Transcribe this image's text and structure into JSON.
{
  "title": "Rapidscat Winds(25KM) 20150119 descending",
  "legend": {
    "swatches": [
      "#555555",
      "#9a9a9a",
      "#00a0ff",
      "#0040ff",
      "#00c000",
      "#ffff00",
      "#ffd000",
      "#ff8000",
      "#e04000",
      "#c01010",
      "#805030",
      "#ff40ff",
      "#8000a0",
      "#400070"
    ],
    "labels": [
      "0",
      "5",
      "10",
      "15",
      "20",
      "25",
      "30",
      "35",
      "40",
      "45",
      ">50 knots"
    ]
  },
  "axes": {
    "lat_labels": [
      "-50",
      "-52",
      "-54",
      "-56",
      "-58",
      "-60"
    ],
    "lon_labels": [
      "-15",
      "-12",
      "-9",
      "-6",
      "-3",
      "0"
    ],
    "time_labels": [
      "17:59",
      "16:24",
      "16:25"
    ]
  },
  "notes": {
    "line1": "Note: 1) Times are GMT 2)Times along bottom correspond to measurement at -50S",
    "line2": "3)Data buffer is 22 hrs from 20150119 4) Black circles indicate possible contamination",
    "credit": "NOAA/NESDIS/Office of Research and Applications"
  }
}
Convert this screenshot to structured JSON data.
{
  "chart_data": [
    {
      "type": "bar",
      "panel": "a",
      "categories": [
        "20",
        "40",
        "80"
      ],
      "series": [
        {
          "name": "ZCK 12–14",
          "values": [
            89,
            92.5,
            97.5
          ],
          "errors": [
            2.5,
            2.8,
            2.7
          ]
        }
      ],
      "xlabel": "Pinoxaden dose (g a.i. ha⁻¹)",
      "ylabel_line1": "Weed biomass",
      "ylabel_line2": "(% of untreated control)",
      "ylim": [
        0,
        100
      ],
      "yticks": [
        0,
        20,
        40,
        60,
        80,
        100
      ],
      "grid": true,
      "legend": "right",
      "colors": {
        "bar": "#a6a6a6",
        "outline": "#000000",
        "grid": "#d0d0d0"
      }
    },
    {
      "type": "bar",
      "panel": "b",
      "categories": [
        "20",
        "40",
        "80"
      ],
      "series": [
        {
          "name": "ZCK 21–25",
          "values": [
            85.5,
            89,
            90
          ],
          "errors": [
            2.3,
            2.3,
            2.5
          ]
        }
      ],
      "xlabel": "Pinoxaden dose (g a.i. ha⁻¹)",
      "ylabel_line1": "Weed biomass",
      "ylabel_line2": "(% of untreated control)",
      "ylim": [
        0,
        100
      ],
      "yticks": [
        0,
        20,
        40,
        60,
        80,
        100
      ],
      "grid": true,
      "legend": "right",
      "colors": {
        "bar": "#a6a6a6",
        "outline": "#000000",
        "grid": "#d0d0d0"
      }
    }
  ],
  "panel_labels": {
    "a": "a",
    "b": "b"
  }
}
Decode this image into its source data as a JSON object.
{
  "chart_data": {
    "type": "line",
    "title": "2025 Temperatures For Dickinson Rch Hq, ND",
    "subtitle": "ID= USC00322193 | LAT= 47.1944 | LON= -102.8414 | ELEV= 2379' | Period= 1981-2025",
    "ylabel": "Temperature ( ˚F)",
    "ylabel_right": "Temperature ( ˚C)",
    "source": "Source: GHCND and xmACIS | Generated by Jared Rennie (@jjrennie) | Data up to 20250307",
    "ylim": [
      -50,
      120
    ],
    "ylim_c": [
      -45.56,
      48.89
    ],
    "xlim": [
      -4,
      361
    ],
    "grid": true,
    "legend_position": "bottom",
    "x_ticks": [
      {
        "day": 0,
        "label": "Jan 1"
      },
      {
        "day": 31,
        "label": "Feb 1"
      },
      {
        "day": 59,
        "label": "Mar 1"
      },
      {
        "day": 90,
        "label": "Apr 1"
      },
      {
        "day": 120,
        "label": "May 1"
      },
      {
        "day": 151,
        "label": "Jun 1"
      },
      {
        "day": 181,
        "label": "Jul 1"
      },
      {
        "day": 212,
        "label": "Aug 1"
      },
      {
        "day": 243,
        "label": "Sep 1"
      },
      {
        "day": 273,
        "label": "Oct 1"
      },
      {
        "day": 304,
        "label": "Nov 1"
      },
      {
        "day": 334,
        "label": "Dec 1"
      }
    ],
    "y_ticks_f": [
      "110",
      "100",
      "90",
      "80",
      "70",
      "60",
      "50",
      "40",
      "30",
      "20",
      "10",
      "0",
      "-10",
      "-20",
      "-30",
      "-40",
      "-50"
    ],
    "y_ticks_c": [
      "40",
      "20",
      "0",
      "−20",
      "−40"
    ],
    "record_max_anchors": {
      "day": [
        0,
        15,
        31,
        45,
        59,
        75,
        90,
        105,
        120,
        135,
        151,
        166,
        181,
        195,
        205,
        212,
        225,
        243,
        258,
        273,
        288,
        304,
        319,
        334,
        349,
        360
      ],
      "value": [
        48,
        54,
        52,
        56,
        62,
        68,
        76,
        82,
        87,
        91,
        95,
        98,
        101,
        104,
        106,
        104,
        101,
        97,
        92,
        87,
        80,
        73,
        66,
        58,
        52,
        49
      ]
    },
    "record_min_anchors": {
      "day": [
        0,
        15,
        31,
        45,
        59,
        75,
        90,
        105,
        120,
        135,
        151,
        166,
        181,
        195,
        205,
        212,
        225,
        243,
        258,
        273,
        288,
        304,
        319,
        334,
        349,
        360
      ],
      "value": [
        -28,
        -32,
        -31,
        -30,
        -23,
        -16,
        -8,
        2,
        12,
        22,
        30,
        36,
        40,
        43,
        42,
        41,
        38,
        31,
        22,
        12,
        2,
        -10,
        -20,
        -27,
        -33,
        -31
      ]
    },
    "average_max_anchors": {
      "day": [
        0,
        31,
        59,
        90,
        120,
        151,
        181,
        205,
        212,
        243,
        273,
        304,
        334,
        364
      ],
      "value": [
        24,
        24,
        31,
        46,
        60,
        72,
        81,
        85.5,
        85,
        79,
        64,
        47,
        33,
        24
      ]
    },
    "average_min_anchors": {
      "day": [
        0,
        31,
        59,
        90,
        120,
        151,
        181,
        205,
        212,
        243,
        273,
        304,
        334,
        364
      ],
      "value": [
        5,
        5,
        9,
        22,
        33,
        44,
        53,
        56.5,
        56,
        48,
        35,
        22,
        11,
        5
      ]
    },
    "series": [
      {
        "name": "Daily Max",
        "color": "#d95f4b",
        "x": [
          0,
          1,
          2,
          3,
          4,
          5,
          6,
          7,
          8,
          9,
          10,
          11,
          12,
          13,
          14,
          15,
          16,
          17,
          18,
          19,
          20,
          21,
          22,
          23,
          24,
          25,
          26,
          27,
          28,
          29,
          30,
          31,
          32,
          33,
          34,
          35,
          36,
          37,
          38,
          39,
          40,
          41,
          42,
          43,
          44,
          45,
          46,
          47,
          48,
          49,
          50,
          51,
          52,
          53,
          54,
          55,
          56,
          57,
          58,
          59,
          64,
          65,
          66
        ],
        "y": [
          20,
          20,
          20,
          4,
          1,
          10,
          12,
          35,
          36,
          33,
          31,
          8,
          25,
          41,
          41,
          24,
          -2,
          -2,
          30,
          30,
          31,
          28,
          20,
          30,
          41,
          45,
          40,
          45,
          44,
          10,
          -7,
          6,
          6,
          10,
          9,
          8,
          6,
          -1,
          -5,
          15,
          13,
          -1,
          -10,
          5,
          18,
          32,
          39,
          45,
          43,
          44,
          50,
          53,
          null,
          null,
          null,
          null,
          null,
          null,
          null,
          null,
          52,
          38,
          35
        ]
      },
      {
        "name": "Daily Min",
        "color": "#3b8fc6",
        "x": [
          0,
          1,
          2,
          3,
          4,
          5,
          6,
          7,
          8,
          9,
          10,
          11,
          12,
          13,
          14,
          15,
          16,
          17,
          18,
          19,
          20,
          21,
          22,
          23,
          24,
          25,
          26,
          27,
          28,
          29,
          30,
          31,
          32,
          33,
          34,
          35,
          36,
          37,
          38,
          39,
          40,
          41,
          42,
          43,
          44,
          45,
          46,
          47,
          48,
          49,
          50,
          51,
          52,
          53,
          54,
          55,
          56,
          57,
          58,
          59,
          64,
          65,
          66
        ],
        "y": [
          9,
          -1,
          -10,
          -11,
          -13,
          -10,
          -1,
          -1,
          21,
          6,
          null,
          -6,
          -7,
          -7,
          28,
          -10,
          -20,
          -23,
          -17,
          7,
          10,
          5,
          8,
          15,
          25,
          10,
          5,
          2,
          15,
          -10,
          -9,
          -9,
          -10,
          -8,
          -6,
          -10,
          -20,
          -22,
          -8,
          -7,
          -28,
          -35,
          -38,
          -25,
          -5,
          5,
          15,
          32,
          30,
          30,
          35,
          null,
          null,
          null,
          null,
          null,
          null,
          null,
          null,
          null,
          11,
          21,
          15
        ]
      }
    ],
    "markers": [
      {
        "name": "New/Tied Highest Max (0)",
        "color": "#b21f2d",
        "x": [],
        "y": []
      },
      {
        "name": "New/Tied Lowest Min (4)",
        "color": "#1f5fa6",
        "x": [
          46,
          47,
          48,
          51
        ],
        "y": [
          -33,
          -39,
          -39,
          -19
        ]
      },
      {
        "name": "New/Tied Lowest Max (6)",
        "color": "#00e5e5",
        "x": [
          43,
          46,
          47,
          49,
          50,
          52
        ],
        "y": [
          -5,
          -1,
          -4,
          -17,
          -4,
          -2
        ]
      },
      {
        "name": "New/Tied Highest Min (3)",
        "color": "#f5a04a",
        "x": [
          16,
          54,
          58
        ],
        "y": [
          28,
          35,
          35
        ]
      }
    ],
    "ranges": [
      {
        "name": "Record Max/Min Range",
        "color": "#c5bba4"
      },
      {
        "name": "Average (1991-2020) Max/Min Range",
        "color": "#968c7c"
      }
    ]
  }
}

» **Exercise instructions**: Find each line holding the word "into" and copy it.

» **Solution to this task**:
Transcribe this image's text and structure into JSON.
Decode this image into its source data as a JSON object.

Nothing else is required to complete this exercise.